GIVEN INSTRUCTION: Your task is to locate every line holding the string "page" and to copy each of them.

Dataset items:

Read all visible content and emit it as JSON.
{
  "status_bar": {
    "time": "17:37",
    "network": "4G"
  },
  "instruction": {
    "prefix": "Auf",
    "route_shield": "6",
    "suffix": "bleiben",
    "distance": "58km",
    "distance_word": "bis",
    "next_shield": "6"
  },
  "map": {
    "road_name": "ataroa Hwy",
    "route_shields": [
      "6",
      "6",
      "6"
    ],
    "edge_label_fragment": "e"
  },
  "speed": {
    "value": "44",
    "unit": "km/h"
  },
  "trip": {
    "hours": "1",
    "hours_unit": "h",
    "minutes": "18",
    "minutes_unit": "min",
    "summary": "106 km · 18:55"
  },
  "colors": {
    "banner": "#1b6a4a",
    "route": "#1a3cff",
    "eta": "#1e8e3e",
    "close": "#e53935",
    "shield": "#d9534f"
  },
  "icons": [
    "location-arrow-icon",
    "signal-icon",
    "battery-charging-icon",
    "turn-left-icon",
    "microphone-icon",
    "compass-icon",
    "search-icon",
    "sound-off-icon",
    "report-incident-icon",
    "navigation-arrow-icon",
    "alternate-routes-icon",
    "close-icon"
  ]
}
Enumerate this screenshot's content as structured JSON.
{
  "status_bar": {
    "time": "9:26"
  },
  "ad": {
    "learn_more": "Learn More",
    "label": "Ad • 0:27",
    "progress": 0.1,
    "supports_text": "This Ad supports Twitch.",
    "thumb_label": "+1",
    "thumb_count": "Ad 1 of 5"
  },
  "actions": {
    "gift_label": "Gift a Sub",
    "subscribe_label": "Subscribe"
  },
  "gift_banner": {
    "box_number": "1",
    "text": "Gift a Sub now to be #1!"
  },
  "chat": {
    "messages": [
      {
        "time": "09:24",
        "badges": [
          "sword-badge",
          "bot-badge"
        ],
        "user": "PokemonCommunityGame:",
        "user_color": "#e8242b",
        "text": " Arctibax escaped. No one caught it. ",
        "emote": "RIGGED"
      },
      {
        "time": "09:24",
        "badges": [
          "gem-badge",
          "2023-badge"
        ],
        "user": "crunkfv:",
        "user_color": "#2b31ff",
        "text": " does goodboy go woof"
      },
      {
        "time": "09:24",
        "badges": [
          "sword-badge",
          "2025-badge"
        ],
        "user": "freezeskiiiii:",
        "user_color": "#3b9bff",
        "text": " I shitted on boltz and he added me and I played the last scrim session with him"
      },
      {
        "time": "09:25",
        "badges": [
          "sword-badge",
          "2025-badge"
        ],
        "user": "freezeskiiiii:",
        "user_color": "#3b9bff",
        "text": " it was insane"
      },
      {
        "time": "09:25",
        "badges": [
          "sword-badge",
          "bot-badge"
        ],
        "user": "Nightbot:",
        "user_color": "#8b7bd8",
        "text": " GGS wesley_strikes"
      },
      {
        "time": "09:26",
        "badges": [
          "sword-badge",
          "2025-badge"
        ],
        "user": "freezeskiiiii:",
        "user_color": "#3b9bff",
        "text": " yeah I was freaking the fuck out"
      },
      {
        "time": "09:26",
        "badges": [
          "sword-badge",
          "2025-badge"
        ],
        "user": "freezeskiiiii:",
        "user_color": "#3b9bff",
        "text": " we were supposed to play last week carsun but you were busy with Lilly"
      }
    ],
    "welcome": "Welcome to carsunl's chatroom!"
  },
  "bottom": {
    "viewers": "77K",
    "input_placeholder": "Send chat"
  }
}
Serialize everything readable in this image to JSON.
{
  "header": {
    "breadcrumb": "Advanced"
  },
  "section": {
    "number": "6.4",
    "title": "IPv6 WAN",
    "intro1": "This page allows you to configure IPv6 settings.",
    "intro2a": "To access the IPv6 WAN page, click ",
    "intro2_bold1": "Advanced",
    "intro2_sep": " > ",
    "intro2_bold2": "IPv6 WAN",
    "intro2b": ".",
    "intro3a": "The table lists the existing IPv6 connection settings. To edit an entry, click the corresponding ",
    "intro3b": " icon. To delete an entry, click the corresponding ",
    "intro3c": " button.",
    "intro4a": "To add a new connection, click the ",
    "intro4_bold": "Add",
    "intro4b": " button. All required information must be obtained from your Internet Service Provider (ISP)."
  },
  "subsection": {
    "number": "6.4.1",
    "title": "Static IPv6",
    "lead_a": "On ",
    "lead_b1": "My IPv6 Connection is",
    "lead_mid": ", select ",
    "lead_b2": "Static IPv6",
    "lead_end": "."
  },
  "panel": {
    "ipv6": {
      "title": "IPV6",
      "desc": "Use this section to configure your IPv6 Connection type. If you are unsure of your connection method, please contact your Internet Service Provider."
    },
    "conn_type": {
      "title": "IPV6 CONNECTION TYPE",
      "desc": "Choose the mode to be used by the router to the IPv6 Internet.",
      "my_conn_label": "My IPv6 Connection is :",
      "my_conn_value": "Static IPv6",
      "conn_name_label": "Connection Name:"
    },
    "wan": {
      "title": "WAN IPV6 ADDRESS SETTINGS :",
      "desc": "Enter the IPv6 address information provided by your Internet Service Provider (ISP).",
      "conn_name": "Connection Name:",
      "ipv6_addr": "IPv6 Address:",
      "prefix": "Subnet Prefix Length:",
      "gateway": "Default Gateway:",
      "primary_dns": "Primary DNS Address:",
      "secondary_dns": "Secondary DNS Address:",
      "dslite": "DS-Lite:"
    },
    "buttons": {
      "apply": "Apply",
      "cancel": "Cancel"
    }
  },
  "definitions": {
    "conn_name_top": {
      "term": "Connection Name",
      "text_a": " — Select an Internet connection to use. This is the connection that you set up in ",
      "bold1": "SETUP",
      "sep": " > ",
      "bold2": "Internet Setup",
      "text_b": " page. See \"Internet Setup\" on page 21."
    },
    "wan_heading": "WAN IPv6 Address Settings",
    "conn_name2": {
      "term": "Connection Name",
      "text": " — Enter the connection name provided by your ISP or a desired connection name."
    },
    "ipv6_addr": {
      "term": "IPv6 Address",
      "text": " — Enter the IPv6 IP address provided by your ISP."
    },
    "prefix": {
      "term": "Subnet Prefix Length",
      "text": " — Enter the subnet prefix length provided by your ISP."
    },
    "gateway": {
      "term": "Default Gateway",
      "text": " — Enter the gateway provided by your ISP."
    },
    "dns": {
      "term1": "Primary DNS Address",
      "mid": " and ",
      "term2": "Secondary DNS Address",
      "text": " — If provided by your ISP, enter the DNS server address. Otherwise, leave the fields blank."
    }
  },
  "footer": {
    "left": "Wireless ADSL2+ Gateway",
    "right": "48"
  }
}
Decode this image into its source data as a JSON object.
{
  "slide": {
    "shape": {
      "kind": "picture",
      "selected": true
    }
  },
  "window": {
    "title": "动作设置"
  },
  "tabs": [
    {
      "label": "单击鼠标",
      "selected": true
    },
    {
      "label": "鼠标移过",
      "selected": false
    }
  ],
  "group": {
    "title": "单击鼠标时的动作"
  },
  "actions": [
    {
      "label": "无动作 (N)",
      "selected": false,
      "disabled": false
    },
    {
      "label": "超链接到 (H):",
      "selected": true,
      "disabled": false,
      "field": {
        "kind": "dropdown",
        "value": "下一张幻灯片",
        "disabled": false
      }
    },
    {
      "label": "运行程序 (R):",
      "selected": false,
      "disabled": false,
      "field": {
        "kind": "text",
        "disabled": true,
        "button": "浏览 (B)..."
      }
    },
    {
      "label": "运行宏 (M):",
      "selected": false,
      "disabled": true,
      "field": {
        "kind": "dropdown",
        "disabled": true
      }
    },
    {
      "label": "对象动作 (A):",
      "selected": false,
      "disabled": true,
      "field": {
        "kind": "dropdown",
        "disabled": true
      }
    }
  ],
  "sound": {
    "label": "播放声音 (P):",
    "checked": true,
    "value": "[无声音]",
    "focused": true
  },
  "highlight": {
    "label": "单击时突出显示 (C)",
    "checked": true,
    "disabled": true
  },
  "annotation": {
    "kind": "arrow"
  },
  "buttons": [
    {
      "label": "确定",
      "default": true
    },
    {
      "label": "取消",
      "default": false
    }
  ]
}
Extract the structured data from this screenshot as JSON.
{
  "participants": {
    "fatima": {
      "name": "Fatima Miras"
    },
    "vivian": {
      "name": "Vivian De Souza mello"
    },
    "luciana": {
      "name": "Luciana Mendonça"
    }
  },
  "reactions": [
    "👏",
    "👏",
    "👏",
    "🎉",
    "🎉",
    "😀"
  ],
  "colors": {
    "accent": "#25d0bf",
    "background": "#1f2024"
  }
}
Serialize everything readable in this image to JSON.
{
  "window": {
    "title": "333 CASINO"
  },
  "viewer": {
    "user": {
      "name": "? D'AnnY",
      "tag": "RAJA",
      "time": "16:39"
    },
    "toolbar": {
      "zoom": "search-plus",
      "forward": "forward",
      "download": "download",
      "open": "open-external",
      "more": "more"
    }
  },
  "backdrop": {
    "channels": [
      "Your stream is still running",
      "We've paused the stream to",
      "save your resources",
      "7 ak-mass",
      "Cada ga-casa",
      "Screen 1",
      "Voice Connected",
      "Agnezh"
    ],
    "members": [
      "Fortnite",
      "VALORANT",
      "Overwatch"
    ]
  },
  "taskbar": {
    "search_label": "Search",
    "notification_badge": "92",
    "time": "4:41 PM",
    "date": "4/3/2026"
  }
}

SOLUTION TO THIS PROBLEM:
    "intro1": "This page allows you to configure IPv6 settings.",
    "intro2a": "To access the IPv6 WAN page, click ",
      "text_b": " page. See \"Internet Setup\" on page 21."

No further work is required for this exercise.